◆ **Aim of the exercise**
Which lines contain the string "中国天眼"? Please list every one of them.

## start

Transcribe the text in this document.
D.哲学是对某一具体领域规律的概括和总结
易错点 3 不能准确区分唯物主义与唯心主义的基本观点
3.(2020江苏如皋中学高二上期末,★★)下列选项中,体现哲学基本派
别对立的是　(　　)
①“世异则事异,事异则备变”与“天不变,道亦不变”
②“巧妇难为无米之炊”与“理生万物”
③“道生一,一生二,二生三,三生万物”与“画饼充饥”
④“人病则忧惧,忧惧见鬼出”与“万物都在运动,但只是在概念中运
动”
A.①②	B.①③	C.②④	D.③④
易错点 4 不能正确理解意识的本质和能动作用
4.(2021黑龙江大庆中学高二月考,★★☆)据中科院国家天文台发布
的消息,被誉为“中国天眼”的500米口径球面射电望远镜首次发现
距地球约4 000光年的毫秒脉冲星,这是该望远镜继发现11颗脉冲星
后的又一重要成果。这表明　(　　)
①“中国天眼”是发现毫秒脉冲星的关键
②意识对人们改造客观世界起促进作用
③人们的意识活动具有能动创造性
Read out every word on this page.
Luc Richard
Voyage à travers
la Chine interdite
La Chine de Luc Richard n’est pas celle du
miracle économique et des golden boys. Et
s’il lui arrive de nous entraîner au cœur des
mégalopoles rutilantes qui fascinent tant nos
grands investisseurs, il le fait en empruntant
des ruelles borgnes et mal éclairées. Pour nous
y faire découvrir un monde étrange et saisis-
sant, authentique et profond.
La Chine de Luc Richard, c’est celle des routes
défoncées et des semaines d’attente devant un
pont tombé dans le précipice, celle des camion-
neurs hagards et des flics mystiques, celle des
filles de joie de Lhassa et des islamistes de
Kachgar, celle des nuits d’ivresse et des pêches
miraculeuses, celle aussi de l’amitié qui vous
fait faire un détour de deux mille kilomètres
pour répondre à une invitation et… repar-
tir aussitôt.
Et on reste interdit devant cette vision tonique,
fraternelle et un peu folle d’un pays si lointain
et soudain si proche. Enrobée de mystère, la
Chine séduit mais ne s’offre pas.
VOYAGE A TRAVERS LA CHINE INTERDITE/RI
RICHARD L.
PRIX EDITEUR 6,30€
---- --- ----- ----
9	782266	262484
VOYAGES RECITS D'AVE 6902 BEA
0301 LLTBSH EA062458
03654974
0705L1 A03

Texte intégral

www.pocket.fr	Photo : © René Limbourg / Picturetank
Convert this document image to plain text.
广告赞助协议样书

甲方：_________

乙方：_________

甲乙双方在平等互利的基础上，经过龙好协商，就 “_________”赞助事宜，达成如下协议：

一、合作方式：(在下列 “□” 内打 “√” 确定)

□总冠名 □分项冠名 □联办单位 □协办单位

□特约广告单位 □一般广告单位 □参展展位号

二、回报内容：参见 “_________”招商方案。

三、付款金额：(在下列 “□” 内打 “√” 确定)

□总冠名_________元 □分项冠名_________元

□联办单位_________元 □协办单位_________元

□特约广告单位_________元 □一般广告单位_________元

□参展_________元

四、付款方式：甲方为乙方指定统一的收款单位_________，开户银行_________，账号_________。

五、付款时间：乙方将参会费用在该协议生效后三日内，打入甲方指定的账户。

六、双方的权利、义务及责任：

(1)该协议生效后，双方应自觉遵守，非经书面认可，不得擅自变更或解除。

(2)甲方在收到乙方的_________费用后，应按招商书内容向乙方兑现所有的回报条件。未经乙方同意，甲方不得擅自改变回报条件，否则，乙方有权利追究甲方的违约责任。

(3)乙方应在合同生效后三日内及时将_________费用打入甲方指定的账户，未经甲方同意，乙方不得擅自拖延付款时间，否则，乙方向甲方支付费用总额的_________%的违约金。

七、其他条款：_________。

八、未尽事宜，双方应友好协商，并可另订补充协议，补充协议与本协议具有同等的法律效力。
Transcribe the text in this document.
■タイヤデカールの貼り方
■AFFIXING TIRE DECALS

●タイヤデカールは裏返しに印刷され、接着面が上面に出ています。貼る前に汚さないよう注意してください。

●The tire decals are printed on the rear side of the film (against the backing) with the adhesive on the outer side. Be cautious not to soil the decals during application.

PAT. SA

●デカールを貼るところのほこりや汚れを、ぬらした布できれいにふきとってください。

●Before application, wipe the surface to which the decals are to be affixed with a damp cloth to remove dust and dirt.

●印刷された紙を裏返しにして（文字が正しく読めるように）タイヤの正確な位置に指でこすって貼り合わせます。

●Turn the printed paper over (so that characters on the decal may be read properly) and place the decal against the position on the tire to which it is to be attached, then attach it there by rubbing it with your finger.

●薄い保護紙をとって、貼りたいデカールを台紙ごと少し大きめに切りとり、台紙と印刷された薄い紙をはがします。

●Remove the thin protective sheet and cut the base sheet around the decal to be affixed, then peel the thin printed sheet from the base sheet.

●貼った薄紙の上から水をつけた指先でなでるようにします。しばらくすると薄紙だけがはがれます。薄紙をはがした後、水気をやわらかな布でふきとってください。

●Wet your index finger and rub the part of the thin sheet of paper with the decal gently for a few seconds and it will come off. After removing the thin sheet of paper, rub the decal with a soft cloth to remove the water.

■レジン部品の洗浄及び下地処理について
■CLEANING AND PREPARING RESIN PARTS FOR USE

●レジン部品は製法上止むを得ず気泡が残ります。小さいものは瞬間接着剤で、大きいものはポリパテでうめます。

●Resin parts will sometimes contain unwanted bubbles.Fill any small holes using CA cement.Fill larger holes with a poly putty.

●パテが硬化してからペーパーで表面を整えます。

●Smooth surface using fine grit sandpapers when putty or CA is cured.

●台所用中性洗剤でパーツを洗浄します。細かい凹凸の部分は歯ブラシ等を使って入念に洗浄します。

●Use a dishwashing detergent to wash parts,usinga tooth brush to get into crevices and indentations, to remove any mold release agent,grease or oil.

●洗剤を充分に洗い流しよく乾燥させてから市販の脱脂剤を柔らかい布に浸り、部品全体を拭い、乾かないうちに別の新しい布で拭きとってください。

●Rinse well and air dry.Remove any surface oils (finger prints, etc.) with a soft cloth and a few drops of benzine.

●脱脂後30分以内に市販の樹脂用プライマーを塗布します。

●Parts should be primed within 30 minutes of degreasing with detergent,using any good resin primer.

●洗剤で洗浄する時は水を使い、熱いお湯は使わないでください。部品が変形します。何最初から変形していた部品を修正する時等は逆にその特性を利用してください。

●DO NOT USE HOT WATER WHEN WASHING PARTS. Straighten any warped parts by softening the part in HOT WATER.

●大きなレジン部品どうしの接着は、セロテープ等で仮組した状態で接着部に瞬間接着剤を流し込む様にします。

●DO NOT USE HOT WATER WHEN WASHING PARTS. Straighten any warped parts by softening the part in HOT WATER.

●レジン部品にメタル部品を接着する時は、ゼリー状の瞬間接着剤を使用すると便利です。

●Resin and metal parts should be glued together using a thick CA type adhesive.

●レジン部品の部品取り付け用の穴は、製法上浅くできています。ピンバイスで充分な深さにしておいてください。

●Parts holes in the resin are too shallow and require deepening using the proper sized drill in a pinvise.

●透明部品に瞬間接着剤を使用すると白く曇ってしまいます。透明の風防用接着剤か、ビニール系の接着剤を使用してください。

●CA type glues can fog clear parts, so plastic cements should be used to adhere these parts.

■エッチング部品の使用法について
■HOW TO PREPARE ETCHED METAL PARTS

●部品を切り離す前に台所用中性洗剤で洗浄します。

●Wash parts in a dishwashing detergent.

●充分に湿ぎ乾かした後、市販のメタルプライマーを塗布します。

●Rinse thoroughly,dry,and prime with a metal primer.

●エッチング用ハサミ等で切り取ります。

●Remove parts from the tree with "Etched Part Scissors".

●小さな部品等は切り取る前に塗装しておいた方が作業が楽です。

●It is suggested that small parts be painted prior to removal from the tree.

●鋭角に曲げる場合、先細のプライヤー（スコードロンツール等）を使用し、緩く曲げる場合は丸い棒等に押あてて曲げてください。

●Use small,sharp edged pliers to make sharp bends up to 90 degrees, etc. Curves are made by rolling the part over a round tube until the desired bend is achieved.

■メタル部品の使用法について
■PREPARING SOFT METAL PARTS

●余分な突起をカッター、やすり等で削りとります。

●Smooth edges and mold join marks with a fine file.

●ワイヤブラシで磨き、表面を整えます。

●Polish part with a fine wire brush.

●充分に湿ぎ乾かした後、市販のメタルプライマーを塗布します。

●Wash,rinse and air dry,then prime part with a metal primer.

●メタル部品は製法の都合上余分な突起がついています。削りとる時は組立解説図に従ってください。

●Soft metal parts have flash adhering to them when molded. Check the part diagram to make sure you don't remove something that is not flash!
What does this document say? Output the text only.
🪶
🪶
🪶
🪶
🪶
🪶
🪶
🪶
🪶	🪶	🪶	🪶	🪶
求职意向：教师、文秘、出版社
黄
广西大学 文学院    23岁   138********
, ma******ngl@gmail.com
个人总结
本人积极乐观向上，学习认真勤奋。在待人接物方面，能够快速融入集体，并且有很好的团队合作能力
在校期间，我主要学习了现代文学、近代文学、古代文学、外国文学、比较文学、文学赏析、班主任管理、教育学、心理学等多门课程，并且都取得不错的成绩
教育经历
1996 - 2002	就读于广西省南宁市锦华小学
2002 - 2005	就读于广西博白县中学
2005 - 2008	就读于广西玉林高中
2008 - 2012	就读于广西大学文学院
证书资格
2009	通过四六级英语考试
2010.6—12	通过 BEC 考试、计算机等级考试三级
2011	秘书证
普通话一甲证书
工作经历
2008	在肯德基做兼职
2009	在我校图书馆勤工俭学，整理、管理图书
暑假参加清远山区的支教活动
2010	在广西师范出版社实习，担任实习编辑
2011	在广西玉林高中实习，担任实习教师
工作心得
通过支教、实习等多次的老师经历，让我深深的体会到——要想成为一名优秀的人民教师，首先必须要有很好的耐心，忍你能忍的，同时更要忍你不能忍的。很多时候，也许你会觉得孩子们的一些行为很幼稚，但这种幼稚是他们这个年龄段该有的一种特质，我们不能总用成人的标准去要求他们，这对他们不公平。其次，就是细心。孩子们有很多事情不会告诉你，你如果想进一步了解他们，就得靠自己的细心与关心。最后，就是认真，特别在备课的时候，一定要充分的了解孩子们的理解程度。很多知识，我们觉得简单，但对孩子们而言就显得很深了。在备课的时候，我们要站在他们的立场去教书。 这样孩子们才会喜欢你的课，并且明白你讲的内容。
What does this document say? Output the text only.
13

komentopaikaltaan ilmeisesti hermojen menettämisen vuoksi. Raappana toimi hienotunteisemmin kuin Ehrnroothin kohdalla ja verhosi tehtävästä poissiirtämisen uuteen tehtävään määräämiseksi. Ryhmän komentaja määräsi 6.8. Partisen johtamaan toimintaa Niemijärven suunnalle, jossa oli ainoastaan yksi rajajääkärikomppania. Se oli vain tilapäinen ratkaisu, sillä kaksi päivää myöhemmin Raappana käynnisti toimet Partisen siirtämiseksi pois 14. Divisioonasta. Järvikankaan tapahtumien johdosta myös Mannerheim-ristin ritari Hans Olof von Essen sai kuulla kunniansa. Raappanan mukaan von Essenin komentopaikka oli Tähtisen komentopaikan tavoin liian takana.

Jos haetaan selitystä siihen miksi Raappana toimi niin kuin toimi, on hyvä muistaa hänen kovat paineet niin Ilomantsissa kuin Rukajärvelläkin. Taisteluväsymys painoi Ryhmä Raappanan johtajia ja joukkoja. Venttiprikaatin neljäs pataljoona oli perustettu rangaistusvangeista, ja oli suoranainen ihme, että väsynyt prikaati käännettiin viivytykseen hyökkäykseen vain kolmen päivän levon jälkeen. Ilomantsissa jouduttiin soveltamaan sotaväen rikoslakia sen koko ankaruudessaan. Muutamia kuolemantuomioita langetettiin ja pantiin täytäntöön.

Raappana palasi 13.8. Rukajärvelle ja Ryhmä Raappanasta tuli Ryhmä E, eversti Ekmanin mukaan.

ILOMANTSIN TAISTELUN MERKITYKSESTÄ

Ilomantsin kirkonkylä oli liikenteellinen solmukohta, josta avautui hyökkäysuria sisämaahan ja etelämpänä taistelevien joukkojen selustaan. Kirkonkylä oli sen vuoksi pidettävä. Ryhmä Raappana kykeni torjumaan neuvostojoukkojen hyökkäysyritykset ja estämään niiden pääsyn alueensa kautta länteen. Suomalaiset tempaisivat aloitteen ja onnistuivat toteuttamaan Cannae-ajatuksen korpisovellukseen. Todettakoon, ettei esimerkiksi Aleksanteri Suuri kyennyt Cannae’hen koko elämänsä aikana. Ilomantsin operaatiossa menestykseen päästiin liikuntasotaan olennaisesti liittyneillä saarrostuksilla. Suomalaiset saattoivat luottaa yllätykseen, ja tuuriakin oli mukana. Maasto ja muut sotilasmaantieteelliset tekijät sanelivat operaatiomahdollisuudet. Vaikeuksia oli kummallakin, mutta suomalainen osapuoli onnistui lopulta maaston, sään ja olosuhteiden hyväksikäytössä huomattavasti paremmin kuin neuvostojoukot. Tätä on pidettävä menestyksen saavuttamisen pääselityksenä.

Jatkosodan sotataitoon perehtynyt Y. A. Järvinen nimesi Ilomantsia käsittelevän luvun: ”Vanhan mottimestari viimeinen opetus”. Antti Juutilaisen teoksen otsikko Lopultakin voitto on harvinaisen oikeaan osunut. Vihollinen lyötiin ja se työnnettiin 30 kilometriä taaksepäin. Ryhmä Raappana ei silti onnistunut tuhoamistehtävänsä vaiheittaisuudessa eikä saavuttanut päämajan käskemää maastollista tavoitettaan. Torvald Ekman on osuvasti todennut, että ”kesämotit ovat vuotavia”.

## end

◆ **Written answer**
的消息,被誉为“中国天眼”的500米口径球面射电望远镜首次发现
①“中国天眼”是发现毫秒脉冲星的关键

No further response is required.